■ Data entries:
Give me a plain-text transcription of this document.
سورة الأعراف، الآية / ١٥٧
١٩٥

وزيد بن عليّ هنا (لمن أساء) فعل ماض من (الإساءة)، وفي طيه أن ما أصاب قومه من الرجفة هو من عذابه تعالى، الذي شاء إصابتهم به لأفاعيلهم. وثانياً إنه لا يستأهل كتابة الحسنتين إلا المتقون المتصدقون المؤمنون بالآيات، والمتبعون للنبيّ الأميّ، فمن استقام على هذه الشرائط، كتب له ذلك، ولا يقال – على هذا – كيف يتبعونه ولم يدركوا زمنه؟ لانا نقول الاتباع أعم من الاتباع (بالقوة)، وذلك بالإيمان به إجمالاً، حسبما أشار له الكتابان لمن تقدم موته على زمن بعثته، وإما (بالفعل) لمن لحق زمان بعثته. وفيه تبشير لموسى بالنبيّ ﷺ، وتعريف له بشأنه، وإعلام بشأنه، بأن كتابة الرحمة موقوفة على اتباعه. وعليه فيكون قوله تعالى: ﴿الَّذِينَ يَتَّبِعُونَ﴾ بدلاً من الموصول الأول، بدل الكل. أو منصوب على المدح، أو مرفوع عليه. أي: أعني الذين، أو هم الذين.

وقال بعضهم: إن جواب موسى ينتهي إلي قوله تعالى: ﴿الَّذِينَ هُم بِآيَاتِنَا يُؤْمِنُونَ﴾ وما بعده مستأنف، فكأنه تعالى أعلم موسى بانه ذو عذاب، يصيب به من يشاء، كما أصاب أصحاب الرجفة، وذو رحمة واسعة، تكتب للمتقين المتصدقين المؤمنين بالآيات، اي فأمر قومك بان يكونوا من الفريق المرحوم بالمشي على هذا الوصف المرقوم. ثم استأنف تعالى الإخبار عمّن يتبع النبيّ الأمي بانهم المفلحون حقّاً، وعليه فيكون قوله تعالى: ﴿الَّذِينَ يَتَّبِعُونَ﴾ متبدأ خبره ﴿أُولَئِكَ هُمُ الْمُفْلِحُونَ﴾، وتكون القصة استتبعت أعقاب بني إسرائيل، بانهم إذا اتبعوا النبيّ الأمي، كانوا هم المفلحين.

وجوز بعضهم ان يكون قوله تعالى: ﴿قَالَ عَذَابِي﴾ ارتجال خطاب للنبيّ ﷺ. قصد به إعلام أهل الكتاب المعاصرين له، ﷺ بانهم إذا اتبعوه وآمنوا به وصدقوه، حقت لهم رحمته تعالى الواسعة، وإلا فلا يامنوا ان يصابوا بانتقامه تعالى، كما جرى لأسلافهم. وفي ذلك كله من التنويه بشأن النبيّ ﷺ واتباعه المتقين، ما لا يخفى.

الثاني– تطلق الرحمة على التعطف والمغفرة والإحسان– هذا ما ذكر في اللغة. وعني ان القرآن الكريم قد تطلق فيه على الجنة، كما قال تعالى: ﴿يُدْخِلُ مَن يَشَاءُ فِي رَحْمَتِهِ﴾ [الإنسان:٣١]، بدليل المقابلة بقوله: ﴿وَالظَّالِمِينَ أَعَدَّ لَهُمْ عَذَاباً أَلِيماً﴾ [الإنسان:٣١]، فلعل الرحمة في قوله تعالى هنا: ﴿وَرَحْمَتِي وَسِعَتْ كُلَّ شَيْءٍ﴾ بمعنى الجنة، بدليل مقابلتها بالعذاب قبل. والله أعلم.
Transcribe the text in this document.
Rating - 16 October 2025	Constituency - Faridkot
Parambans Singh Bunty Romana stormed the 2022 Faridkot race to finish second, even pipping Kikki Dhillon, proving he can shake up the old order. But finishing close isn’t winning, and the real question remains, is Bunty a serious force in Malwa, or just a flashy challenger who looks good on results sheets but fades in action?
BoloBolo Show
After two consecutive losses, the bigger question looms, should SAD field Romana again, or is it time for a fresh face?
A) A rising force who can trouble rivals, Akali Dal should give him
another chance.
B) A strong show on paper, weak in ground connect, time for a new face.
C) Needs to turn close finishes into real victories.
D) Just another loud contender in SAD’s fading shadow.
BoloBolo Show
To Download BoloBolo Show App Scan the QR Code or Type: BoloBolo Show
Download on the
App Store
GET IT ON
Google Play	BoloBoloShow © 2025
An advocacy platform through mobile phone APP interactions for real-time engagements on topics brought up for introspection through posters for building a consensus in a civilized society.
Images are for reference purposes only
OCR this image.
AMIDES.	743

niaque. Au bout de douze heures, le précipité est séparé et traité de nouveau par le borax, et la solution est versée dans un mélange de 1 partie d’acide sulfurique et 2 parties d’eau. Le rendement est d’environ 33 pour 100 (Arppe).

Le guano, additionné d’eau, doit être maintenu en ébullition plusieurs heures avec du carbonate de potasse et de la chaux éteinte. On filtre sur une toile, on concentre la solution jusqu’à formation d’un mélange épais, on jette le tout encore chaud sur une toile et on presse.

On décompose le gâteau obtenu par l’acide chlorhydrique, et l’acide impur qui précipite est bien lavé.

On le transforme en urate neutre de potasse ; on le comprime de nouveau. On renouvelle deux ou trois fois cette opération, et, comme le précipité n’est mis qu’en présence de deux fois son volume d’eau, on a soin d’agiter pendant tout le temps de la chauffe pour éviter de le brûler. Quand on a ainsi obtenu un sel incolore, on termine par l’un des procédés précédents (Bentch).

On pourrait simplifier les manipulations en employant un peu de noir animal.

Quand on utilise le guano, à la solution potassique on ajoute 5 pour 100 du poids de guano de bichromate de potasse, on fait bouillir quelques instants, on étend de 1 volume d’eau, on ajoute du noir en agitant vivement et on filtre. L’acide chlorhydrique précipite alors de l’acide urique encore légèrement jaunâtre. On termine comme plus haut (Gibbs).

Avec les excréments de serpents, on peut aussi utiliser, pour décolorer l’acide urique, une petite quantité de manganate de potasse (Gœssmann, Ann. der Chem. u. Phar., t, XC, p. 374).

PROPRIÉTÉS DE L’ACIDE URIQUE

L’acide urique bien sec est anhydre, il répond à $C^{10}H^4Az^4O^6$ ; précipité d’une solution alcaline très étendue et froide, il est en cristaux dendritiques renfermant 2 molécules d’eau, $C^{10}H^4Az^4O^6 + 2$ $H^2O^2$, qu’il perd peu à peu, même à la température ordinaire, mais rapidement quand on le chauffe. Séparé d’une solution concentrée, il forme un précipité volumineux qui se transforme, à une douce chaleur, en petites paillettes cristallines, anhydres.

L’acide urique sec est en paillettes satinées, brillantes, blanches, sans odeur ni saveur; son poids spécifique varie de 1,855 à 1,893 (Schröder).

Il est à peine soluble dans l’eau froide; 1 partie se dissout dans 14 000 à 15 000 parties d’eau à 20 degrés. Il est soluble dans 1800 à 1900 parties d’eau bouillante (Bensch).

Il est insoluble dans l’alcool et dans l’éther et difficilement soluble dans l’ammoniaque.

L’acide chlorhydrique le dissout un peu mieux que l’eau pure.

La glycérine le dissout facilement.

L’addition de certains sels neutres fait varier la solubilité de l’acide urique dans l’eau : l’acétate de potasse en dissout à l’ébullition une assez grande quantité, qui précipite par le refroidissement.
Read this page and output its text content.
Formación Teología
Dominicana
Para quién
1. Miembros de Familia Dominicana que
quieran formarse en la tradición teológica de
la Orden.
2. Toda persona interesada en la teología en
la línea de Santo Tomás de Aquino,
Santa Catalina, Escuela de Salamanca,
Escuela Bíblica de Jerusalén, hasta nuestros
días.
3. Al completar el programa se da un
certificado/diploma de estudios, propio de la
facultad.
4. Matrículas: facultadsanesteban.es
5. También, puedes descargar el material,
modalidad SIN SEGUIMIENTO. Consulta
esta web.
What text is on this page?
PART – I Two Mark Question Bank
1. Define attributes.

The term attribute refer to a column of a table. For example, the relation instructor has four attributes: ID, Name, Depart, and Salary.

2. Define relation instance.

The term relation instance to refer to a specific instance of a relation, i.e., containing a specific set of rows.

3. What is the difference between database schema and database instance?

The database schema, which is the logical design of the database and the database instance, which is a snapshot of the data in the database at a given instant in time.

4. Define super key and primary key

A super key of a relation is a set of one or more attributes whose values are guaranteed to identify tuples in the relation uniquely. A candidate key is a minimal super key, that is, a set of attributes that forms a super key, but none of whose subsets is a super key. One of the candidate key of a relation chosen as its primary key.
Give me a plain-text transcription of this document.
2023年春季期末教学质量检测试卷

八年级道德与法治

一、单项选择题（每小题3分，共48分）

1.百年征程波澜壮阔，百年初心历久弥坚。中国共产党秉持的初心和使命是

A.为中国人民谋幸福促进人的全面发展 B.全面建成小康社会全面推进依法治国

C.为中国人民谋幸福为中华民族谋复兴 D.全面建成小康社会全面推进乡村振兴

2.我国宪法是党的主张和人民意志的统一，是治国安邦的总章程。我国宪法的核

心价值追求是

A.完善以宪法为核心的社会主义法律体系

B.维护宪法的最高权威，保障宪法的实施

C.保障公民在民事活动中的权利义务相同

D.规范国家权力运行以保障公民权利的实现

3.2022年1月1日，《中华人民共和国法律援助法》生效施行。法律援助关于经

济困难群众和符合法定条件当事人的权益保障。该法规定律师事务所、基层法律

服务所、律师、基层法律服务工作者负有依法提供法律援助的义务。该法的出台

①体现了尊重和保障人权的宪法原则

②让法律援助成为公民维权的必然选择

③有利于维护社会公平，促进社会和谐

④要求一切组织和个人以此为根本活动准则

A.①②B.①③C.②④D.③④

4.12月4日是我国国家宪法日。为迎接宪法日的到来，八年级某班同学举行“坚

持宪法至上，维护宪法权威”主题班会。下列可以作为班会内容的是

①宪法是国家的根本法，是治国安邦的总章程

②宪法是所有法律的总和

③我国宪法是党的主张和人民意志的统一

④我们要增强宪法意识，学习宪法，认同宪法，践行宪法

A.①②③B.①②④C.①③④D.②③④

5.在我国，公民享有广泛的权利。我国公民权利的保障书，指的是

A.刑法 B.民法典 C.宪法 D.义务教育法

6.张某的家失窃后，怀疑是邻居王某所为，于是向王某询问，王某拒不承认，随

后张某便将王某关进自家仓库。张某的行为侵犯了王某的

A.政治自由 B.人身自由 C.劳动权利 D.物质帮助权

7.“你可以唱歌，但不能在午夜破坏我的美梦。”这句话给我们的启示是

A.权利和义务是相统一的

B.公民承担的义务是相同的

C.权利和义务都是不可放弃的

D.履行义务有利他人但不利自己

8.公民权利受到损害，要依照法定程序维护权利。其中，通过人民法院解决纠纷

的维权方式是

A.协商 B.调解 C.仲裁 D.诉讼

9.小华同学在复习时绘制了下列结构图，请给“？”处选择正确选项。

■ Work to be completed: Find the word "Define" in the material, then list each line that holds it.

■ Written solution:
1. Define attributes.
2. Define relation instance.
4. Define super key and primary key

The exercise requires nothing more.